Your instructions —
Each line containing the word "preguntas" should be found and copied.
-------- Available data
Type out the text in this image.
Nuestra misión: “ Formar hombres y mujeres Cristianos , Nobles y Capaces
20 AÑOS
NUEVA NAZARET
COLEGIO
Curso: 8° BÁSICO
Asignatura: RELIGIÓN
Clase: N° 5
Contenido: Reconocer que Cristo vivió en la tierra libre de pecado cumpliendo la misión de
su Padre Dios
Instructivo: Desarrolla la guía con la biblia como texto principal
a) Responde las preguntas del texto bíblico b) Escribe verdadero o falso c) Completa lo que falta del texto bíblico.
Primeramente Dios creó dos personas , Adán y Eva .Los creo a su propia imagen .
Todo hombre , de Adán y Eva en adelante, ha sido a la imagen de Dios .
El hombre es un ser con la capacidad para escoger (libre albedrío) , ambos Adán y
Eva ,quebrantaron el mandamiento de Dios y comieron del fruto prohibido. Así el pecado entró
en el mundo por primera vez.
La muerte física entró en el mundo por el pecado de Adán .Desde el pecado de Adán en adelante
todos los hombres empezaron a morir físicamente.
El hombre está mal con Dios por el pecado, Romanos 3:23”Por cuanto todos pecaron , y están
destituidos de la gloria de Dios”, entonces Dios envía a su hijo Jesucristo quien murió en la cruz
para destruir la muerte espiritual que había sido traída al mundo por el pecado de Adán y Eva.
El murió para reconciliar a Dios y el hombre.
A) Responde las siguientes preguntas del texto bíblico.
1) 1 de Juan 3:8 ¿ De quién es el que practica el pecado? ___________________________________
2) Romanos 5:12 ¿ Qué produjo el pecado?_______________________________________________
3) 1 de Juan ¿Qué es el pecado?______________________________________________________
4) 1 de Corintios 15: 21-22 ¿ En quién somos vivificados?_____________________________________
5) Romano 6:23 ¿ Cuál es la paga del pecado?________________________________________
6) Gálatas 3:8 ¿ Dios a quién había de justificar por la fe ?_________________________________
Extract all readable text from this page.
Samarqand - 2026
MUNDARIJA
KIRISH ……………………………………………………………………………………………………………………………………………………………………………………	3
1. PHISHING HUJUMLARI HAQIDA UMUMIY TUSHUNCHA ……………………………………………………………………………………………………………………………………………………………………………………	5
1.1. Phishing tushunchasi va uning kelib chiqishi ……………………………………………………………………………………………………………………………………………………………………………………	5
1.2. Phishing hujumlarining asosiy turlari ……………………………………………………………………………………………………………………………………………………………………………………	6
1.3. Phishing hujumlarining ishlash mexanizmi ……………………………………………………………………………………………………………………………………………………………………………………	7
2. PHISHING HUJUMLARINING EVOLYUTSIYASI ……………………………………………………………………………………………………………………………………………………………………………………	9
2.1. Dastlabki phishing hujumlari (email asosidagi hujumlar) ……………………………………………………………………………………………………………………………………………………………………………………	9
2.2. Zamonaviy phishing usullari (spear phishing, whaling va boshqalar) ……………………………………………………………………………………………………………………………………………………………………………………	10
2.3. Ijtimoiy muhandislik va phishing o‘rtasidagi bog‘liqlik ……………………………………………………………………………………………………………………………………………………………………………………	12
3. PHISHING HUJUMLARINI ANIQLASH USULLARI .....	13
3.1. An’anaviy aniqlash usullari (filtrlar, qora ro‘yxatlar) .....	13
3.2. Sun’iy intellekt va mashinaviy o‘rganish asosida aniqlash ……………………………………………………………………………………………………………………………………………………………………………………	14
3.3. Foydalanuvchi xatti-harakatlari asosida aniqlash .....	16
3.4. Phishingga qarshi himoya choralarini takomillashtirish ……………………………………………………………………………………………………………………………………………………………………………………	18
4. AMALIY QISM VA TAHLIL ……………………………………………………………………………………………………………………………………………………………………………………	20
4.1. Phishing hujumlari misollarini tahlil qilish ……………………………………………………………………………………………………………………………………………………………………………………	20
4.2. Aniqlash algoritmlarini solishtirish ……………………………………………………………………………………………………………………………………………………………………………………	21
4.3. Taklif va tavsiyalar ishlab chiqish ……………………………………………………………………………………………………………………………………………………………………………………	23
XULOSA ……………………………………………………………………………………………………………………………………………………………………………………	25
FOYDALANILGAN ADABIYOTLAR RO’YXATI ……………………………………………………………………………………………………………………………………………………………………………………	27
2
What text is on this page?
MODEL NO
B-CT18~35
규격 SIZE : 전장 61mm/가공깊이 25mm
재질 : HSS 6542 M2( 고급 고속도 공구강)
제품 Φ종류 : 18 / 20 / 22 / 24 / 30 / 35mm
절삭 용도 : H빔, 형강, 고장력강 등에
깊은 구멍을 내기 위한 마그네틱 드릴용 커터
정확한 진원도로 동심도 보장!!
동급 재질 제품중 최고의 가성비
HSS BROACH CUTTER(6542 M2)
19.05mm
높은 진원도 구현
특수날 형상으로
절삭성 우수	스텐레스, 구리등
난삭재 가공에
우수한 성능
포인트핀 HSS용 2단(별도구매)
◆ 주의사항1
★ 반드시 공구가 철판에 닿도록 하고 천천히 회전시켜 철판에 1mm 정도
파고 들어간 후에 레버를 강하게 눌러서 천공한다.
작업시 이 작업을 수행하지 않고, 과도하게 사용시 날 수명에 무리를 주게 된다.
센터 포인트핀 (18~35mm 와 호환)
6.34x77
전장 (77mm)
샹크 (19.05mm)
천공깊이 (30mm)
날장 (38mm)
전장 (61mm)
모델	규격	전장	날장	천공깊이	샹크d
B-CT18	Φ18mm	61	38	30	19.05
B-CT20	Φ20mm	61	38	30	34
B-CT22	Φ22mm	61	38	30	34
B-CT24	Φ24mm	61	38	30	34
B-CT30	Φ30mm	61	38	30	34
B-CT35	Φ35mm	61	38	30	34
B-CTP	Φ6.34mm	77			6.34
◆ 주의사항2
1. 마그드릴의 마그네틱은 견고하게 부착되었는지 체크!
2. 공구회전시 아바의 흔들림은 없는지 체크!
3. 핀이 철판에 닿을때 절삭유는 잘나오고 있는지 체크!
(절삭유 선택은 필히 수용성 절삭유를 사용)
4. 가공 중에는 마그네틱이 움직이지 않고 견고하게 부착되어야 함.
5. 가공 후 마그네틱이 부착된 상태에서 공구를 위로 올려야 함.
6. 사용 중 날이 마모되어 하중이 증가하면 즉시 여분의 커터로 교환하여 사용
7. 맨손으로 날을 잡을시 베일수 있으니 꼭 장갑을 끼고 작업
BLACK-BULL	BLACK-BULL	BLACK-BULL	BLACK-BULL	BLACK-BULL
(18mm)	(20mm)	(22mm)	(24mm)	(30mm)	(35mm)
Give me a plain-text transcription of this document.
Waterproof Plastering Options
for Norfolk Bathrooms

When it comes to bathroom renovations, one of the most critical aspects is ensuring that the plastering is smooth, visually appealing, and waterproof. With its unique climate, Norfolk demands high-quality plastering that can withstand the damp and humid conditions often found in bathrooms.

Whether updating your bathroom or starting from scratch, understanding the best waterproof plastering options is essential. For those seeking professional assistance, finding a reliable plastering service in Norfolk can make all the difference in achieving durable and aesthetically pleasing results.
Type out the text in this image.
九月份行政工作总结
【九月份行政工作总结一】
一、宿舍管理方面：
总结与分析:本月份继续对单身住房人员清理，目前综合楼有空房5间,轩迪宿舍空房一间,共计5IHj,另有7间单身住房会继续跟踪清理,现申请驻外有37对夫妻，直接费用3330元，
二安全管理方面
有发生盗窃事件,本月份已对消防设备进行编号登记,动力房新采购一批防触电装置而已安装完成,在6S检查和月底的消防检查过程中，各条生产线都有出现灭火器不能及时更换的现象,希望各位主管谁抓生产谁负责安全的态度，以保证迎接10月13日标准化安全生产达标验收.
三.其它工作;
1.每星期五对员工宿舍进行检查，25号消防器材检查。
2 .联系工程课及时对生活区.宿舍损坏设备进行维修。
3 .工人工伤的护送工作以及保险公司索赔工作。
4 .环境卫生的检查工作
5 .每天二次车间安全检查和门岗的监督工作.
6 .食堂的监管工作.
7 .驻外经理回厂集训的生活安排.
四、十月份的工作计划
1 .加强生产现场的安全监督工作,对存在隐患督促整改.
----------------
The completed task —
a) Responde las preguntas del texto bíblico b) Escribe verdadero o falso c) Completa lo que falta del texto bíblico.
A) Responde las siguientes preguntas del texto bíblico.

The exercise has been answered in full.